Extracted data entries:
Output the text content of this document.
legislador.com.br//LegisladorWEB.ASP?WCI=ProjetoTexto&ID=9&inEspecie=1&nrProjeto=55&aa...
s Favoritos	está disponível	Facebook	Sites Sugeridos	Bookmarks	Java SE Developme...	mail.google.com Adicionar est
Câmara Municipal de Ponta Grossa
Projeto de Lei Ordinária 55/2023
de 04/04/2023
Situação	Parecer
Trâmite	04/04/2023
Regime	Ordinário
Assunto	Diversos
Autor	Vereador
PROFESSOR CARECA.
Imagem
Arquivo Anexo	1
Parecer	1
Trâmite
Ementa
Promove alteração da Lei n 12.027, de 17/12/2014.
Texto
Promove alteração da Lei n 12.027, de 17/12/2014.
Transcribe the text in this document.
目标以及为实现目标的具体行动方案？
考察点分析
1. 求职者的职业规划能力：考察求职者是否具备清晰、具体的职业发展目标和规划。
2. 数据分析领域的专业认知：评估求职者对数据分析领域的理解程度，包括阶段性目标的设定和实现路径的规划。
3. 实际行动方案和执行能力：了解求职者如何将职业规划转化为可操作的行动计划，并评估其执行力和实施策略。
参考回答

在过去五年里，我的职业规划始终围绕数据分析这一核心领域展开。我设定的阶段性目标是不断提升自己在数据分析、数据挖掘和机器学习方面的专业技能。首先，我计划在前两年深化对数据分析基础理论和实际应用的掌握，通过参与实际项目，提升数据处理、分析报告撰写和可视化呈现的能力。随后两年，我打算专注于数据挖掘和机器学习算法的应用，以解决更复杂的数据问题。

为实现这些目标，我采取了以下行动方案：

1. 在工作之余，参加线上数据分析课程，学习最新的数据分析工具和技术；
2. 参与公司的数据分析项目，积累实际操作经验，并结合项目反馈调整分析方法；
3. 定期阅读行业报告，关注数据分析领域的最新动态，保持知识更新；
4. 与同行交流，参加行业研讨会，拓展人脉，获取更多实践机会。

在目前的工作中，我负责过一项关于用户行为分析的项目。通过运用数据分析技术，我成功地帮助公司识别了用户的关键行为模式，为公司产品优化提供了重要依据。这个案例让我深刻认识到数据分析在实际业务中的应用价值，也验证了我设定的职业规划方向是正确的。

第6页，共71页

## AIM OF THE TASK:
Exactly reproduce the lines beginning with the one that contains "Transcribe the text in this document." and ending with the last line of the material, both included. Leave out everything else.

## COMPLETED TASK:
Transcribe the text in this document.
目标以及为实现目标的具体行动方案？
考察点分析
1. 求职者的职业规划能力：考察求职者是否具备清晰、具体的职业发展目标和规划。
2. 数据分析领域的专业认知：评估求职者对数据分析领域的理解程度，包括阶段性目标的设定和实现路径的规划。
3. 实际行动方案和执行能力：了解求职者如何将职业规划转化为可操作的行动计划，并评估其执行力和实施策略。
参考回答

在过去五年里，我的职业规划始终围绕数据分析这一核心领域展开。我设定的阶段性目标是不断提升自己在数据分析、数据挖掘和机器学习方面的专业技能。首先，我计划在前两年深化对数据分析基础理论和实际应用的掌握，通过参与实际项目，提升数据处理、分析报告撰写和可视化呈现的能力。随后两年，我打算专注于数据挖掘和机器学习算法的应用，以解决更复杂的数据问题。

为实现这些目标，我采取了以下行动方案：

1. 在工作之余，参加线上数据分析课程，学习最新的数据分析工具和技术；
2. 参与公司的数据分析项目，积累实际操作经验，并结合项目反馈调整分析方法；
3. 定期阅读行业报告，关注数据分析领域的最新动态，保持知识更新；
4. 与同行交流，参加行业研讨会，拓展人脉，获取更多实践机会。

在目前的工作中，我负责过一项关于用户行为分析的项目。通过运用数据分析技术，我成功地帮助公司识别了用户的关键行为模式，为公司产品优化提供了重要依据。这个案例让我深刻认识到数据分析在实际业务中的应用价值，也验证了我设定的职业规划方向是正确的。

第6页，共71页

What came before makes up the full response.